◆ GOAL
Count the lines in the records below that contain the string "理解词语", treating upper and lower case as different. Give only the number.

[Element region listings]
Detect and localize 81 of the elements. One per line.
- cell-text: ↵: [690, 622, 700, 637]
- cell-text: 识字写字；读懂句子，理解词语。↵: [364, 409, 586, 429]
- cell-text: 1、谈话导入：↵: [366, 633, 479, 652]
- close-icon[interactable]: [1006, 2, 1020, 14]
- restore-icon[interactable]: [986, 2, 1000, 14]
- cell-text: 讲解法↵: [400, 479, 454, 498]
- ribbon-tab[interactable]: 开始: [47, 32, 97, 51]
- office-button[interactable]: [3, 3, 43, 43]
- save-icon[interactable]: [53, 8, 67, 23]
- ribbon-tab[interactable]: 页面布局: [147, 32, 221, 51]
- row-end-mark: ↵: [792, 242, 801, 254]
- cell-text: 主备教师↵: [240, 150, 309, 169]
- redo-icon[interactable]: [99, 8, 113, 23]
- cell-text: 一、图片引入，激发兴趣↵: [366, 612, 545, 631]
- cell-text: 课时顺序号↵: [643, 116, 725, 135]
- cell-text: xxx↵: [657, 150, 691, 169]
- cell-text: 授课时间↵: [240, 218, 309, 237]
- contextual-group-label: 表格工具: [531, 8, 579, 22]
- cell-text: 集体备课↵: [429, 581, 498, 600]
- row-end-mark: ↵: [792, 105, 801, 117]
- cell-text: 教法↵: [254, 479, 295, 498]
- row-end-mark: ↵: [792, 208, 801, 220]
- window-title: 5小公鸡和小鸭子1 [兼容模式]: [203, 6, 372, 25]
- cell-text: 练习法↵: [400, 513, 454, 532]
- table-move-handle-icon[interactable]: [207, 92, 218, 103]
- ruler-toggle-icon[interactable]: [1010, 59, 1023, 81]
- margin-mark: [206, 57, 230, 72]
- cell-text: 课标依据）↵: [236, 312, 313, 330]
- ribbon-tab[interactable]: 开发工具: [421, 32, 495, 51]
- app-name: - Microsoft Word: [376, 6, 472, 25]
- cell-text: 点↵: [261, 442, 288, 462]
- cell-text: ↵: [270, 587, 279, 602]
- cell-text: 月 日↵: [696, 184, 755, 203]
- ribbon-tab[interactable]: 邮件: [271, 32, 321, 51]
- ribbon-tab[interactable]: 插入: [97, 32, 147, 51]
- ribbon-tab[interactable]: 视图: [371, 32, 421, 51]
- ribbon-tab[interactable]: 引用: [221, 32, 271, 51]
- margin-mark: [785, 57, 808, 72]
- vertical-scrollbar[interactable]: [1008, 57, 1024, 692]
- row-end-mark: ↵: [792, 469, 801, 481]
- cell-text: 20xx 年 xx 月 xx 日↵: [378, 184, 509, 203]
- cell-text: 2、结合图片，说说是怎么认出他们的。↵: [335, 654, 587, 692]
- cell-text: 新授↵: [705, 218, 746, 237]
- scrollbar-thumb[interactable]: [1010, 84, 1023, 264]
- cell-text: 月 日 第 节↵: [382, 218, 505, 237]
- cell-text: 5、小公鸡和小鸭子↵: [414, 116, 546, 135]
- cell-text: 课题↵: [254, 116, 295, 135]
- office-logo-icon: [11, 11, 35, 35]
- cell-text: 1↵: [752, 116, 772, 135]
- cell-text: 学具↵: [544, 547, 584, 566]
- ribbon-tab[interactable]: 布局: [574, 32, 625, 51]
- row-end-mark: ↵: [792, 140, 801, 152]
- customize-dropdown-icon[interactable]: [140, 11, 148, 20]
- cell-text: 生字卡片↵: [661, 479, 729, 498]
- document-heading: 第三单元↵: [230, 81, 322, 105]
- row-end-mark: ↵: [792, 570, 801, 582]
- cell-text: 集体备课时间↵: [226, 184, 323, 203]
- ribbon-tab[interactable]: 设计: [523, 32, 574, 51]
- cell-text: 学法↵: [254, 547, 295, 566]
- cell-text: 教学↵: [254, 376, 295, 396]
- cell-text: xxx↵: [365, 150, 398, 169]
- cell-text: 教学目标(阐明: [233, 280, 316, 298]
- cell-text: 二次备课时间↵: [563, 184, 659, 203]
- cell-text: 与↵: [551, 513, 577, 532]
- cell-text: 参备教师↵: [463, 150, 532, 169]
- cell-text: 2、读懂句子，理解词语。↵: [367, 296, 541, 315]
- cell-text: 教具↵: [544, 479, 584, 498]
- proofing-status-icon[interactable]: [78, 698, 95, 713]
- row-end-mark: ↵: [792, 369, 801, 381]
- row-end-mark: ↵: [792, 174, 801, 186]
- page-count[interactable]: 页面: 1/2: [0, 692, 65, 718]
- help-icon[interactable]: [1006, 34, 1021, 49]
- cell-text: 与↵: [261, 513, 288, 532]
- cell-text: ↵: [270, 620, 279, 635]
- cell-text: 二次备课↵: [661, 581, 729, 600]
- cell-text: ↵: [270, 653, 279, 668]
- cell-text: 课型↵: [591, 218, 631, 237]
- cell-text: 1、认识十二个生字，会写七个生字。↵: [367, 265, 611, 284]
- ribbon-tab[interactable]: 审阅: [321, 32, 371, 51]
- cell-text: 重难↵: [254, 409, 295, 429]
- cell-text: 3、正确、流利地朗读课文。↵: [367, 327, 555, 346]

◆ RESULT
2